(Task requirements): Tally up the lines in the material where the word "Loop" appears, then give the total and nothing else.
○ ○ ○
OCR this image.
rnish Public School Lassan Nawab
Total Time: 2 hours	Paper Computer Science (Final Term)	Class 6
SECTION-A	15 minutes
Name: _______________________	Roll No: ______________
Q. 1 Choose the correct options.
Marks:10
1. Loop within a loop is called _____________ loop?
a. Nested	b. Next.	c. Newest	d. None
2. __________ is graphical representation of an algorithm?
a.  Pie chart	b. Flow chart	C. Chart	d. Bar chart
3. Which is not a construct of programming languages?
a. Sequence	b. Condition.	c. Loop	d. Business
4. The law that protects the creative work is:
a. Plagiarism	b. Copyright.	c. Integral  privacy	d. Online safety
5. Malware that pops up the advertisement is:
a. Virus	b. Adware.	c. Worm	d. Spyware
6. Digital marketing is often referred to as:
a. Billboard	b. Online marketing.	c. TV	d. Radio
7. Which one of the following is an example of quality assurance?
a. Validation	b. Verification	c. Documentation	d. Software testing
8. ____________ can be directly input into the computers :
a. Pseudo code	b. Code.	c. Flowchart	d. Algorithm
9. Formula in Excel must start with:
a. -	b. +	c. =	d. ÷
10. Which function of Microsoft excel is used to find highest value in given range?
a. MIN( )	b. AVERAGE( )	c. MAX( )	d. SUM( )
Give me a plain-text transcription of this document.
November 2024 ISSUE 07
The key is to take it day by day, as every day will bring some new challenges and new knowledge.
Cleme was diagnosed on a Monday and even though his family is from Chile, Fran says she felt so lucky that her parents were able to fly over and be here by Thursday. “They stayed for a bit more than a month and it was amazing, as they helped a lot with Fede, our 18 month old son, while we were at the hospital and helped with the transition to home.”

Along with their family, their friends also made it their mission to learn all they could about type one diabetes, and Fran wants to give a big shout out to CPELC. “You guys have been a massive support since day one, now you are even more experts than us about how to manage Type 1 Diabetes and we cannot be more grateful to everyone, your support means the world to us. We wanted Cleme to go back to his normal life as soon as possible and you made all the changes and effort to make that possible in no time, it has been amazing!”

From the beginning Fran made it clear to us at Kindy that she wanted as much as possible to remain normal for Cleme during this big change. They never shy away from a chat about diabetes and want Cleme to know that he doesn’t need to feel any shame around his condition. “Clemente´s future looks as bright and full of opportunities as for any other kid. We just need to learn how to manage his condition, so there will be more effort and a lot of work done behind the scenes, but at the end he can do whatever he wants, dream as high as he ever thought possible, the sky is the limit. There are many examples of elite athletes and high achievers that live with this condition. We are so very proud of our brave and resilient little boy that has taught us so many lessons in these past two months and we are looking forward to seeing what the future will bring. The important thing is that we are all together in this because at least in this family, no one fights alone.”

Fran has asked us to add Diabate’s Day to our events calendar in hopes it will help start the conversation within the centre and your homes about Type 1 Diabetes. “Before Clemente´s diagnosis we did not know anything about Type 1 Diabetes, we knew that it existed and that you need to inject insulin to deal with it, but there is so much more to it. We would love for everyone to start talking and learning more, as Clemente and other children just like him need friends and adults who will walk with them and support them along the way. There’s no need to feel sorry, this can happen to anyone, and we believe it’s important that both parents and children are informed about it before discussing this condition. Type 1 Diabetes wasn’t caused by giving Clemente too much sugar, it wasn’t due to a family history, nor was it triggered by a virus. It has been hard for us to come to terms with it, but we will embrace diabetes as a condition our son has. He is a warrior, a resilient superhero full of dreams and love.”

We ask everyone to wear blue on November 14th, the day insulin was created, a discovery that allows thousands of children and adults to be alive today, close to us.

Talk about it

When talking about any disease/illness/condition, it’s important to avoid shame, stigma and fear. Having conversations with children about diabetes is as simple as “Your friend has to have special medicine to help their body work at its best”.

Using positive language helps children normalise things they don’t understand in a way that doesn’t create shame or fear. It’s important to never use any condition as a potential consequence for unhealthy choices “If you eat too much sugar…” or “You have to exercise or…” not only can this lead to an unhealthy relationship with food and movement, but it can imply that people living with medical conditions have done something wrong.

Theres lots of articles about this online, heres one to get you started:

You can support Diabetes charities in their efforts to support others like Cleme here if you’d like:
○ ○ ○
(Problem solution): 2